• _DO THIS_
Scan the lines below; pull out those with "year".

╭─ SUPPLIED INFORMATION

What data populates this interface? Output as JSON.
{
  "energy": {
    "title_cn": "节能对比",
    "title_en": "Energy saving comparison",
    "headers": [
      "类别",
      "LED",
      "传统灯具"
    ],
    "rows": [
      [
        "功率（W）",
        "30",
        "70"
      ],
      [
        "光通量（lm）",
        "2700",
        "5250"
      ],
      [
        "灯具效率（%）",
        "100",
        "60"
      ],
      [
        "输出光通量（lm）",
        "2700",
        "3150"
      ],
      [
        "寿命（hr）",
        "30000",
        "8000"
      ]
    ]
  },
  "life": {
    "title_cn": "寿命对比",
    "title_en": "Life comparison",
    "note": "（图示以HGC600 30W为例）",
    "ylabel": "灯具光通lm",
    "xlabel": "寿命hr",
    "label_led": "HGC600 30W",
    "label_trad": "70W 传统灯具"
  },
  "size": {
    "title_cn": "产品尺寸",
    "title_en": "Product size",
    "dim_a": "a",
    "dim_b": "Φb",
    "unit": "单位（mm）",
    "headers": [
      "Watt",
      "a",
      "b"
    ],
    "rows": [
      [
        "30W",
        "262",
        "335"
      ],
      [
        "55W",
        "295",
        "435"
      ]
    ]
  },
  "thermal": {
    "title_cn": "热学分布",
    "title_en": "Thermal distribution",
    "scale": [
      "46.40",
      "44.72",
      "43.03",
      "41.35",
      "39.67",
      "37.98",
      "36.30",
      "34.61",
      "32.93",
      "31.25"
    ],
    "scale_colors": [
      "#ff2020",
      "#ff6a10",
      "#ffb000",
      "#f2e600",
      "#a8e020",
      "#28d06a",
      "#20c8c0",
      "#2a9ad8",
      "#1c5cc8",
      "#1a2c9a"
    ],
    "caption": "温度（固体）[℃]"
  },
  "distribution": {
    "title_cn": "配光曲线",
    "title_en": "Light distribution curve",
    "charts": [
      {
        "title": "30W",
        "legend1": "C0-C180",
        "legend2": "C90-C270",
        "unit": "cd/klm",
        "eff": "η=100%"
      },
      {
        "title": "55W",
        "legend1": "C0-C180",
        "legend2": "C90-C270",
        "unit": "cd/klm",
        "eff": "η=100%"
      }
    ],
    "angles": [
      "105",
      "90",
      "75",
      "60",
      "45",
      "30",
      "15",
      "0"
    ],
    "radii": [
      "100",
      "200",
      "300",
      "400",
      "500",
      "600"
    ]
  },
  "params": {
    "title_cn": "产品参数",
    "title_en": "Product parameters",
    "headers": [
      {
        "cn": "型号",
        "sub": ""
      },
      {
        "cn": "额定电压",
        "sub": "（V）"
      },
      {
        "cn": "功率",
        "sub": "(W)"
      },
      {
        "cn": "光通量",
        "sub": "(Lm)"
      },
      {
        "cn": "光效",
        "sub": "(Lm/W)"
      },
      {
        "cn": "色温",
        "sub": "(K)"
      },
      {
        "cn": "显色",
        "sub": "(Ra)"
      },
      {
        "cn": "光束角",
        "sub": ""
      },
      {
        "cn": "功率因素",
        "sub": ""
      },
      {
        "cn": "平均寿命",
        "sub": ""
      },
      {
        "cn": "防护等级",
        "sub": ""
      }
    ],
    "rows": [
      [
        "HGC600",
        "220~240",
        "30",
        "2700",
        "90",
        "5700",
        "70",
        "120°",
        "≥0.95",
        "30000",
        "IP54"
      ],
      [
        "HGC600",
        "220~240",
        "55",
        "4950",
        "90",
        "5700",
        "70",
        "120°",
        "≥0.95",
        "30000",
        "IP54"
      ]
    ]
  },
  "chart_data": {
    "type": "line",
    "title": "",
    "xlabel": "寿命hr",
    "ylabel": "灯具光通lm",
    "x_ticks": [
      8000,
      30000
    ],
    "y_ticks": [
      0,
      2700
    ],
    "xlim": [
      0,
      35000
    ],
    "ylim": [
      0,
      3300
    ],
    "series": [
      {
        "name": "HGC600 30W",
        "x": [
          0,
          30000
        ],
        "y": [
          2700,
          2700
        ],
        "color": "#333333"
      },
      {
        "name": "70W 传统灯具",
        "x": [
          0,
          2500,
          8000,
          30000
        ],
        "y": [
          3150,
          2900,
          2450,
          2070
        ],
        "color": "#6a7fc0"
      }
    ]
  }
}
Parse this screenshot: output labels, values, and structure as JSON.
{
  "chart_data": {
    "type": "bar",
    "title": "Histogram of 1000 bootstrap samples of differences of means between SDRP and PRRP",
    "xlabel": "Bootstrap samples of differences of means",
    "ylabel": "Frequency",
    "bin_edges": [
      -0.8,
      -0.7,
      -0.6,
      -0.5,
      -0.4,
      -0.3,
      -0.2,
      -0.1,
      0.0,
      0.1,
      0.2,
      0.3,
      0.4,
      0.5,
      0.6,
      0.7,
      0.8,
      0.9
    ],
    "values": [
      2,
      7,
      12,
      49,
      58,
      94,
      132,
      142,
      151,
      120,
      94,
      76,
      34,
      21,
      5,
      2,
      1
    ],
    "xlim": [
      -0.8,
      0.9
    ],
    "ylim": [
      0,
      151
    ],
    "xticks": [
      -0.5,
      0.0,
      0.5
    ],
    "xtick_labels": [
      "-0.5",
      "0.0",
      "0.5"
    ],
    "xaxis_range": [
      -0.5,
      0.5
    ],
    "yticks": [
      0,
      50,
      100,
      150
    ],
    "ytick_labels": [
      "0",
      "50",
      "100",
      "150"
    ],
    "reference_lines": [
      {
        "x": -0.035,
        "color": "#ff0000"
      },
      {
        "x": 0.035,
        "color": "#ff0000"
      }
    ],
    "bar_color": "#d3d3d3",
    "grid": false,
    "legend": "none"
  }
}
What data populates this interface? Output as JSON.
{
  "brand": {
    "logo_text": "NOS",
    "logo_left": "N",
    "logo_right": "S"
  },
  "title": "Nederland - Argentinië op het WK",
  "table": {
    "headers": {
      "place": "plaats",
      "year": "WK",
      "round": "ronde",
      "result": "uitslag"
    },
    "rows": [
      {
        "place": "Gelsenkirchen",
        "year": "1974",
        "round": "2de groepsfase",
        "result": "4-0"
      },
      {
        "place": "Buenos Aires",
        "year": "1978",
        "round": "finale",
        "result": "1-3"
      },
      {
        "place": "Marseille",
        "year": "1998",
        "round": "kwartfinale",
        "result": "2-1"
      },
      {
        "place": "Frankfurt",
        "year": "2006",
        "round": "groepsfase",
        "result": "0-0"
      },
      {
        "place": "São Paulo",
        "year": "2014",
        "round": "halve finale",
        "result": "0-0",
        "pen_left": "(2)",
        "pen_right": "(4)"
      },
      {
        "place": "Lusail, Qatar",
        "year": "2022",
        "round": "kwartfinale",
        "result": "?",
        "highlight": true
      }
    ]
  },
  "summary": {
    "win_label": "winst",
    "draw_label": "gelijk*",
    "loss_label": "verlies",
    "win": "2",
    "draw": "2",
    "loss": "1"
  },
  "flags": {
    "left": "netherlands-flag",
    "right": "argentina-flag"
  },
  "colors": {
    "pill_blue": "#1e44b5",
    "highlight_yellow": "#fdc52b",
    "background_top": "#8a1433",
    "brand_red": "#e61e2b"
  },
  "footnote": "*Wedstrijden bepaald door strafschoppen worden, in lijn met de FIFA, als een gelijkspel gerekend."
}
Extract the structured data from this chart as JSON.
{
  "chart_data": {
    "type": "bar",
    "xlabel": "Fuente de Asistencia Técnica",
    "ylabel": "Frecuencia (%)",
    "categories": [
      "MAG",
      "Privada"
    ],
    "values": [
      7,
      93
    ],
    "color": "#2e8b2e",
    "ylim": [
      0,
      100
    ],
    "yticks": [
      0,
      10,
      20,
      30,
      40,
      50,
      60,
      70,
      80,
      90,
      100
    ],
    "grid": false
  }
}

╰─

• _WRITTEN REPLY_
      "year": "WK",
        "year": "1974",
        "year": "1978",
        "year": "1998",
        "year": "2006",
        "year": "2014",
        "year": "2022",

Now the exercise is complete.